— start PROVIDED DATA —

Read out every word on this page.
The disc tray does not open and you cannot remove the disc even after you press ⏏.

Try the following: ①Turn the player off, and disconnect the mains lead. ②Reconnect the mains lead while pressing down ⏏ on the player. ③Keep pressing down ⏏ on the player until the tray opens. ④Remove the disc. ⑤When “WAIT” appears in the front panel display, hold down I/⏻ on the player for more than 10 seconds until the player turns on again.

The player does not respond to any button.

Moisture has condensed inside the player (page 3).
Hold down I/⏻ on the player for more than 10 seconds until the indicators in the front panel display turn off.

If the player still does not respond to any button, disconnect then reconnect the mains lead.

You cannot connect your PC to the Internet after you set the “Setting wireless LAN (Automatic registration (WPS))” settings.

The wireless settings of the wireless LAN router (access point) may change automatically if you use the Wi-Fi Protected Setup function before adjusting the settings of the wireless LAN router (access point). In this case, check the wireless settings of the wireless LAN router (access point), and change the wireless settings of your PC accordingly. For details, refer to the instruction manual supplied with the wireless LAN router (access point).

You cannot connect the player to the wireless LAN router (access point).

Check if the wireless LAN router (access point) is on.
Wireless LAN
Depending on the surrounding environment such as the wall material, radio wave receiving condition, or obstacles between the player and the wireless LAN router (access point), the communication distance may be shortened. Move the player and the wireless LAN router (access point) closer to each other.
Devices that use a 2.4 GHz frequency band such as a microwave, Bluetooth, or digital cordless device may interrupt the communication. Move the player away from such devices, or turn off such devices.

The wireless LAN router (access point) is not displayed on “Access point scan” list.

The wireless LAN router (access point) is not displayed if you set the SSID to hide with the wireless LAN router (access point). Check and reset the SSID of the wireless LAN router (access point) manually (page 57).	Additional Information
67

— end PROVIDED DATA —

DIRECTION >> Return the full listing, character for character.

EXPECTED ANSWER >>
Read out every word on this page.
The disc tray does not open and you cannot remove the disc even after you press ⏏.

Try the following: ①Turn the player off, and disconnect the mains lead. ②Reconnect the mains lead while pressing down ⏏ on the player. ③Keep pressing down ⏏ on the player until the tray opens. ④Remove the disc. ⑤When “WAIT” appears in the front panel display, hold down I/⏻ on the player for more than 10 seconds until the player turns on again.

The player does not respond to any button.

Moisture has condensed inside the player (page 3).
Hold down I/⏻ on the player for more than 10 seconds until the indicators in the front panel display turn off.

If the player still does not respond to any button, disconnect then reconnect the mains lead.

You cannot connect your PC to the Internet after you set the “Setting wireless LAN (Automatic registration (WPS))” settings.

The wireless settings of the wireless LAN router (access point) may change automatically if you use the Wi-Fi Protected Setup function before adjusting the settings of the wireless LAN router (access point). In this case, check the wireless settings of the wireless LAN router (access point), and change the wireless settings of your PC accordingly. For details, refer to the instruction manual supplied with the wireless LAN router (access point).

You cannot connect the player to the wireless LAN router (access point).

Check if the wireless LAN router (access point) is on.
Wireless LAN
Depending on the surrounding environment such as the wall material, radio wave receiving condition, or obstacles between the player and the wireless LAN router (access point), the communication distance may be shortened. Move the player and the wireless LAN router (access point) closer to each other.
Devices that use a 2.4 GHz frequency band such as a microwave, Bluetooth, or digital cordless device may interrupt the communication. Move the player away from such devices, or turn off such devices.

The wireless LAN router (access point) is not displayed on “Access point scan” list.

The wireless LAN router (access point) is not displayed if you set the SSID to hide with the wireless LAN router (access point). Check and reset the SSID of the wireless LAN router (access point) manually (page 57).	Additional Information
67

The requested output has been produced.